:: AIM OF THE EXERCISE ::
Look below. Copy each line that has "znajomymi" in it.

:: Figure collection entries ::
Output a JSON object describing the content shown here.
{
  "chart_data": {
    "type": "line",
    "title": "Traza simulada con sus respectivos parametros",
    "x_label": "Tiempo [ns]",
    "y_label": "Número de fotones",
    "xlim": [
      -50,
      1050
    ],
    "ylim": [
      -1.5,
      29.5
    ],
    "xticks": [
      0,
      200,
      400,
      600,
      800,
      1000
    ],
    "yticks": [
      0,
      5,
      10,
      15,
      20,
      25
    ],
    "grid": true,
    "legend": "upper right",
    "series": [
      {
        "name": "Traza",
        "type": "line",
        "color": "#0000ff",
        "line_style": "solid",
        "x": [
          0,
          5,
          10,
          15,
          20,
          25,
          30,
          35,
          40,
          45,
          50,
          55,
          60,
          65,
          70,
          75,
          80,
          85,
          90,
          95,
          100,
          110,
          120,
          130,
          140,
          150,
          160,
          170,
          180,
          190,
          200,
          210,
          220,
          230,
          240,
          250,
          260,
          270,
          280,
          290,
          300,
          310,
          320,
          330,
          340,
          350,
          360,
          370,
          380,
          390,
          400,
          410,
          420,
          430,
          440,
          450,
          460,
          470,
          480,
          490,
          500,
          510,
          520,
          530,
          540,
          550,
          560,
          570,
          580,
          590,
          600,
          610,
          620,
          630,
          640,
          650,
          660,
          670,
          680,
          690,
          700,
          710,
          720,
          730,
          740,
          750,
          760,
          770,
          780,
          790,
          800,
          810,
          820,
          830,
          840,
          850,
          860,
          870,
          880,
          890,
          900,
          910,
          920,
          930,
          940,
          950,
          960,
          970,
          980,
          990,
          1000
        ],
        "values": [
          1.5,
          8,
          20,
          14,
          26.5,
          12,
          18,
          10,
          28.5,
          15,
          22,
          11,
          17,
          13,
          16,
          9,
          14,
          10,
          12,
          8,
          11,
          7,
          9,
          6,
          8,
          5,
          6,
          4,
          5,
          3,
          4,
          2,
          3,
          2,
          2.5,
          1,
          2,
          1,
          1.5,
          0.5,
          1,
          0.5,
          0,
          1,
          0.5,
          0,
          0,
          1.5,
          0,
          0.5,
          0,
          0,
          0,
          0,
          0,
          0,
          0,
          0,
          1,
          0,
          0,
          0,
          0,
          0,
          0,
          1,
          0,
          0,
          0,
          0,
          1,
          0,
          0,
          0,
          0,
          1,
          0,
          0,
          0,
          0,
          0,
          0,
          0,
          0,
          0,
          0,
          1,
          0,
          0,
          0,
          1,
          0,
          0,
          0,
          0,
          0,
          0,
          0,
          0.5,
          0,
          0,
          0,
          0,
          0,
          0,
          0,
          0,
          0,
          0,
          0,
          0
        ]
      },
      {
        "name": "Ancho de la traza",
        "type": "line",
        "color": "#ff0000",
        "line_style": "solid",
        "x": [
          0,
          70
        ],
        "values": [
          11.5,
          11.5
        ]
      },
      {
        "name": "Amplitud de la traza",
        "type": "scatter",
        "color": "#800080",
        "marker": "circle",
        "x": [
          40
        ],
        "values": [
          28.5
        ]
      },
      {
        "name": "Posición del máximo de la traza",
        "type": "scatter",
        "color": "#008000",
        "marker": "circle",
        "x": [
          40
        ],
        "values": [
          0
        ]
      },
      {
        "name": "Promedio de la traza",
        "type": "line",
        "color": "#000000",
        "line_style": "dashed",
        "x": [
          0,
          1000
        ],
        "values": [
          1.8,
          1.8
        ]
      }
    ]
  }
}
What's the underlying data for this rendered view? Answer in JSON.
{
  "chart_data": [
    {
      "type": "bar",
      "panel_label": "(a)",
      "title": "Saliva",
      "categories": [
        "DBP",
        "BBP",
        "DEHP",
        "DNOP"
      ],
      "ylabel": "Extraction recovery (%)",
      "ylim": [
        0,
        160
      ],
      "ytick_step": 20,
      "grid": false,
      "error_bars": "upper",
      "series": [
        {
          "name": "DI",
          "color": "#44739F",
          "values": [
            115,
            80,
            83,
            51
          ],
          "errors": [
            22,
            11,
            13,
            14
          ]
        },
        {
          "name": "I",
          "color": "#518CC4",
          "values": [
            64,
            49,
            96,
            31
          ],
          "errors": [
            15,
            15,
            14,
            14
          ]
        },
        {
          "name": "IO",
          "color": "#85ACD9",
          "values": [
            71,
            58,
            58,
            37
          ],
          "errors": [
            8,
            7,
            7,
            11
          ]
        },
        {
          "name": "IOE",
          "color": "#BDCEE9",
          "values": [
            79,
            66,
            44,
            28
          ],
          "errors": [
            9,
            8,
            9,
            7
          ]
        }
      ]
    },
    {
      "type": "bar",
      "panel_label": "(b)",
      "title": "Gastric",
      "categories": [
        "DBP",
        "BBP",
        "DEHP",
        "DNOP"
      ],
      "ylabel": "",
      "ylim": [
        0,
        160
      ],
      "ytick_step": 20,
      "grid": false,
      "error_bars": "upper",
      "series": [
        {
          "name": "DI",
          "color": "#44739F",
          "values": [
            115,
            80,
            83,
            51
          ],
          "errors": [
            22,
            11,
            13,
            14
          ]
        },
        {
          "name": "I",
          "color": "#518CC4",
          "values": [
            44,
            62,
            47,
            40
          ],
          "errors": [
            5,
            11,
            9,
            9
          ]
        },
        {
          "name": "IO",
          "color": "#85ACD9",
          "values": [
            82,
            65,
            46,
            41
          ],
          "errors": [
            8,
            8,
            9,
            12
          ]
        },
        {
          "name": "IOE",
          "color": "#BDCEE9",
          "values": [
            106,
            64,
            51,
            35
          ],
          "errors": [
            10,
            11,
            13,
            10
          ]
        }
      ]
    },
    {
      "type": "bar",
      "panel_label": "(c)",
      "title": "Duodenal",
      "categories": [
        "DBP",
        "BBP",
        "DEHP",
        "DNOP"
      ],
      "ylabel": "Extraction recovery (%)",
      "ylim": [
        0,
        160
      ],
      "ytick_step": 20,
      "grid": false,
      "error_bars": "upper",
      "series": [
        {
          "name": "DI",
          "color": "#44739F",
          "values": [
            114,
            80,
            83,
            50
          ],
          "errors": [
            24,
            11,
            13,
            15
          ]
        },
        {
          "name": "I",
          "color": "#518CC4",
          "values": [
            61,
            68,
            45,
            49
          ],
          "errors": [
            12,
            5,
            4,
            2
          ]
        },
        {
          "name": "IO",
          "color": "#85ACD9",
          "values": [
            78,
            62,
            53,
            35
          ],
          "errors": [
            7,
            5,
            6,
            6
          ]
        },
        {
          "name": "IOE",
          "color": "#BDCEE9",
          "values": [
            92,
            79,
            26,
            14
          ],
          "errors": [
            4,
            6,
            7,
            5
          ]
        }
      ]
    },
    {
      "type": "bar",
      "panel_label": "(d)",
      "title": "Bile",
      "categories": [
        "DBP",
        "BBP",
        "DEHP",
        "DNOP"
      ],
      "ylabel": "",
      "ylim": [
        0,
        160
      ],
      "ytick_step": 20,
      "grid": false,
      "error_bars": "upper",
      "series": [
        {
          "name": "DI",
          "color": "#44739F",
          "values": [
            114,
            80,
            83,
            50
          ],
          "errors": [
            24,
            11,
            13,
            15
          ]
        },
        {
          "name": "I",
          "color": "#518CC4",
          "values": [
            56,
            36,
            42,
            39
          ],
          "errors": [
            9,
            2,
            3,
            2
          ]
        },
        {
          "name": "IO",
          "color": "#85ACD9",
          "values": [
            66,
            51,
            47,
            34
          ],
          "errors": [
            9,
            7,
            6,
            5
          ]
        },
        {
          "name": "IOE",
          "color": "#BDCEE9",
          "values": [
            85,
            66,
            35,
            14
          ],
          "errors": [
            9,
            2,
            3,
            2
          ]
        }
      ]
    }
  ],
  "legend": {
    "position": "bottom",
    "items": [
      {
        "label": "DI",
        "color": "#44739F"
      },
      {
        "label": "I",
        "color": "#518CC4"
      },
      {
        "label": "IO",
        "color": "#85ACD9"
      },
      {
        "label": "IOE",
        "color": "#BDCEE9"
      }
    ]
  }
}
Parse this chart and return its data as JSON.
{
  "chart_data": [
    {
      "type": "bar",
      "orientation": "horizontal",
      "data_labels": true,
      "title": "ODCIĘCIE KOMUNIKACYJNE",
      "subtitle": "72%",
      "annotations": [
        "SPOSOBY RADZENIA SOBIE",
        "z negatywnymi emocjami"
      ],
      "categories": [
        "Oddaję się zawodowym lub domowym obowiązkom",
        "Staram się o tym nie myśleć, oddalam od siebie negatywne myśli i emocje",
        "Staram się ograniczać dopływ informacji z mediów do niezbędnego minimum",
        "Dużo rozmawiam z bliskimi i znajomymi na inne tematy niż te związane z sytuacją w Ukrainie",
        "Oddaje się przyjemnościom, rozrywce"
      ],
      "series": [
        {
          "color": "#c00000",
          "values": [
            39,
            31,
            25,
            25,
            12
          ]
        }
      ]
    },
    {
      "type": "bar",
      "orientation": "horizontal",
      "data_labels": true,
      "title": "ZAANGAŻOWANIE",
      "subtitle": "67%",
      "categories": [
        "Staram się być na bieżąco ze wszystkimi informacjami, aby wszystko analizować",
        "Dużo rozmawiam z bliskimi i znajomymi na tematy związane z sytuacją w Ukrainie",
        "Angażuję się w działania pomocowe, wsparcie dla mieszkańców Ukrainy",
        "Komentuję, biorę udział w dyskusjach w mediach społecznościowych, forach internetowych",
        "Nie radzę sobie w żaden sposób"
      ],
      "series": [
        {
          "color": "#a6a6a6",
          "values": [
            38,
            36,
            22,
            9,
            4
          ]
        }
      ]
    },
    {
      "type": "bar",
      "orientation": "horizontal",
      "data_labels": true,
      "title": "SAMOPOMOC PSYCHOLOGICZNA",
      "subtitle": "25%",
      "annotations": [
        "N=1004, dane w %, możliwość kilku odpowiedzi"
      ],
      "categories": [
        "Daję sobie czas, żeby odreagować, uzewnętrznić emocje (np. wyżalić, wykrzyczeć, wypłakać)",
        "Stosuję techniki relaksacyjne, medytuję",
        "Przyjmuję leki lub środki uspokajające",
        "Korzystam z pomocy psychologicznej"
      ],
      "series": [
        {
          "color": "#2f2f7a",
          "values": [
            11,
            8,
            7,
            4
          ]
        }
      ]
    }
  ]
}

:: SOLUTION ::
        "Dużo rozmawiam z bliskimi i znajomymi na inne tematy niż te związane z sytuacją w Ukrainie",
        "Dużo rozmawiam z bliskimi i znajomymi na tematy związane z sytuacją w Ukrainie",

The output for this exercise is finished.